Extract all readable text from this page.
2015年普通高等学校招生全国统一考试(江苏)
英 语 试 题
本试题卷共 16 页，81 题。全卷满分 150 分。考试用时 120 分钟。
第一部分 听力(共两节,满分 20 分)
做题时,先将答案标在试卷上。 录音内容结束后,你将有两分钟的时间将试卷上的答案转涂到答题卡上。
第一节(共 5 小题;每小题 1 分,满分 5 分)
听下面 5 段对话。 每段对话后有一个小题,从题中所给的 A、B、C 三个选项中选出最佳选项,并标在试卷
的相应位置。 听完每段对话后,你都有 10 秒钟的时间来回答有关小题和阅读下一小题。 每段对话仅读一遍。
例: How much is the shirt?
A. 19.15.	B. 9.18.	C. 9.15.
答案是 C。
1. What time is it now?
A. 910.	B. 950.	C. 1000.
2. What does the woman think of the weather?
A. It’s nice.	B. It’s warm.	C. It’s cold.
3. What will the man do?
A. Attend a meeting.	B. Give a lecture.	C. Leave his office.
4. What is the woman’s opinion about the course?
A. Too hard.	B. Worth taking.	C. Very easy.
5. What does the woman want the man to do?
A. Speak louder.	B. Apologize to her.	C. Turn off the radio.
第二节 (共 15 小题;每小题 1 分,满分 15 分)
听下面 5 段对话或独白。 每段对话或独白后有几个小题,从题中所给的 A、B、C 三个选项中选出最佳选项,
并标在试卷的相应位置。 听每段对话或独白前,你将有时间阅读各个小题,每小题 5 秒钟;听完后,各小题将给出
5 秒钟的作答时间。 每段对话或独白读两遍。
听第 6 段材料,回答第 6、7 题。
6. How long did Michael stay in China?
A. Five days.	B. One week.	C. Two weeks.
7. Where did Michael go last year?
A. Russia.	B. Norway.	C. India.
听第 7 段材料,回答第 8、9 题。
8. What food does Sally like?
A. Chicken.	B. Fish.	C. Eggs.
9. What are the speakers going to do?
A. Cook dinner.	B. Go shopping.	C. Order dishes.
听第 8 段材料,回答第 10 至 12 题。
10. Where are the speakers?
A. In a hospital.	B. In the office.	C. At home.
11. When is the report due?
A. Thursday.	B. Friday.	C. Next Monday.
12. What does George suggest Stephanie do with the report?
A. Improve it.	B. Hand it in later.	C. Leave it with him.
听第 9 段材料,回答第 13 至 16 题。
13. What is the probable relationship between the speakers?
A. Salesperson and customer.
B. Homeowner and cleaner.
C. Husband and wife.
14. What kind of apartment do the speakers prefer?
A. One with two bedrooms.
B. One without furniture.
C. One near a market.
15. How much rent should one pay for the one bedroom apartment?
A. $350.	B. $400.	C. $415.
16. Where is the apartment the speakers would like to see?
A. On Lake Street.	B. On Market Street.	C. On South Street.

___

- [Short task]:
Search the material above for "Michael". Pull out each line where it shows up.

- [Correct answer]:
6. How long did Michael stay in China?
7. Where did Michael go last year?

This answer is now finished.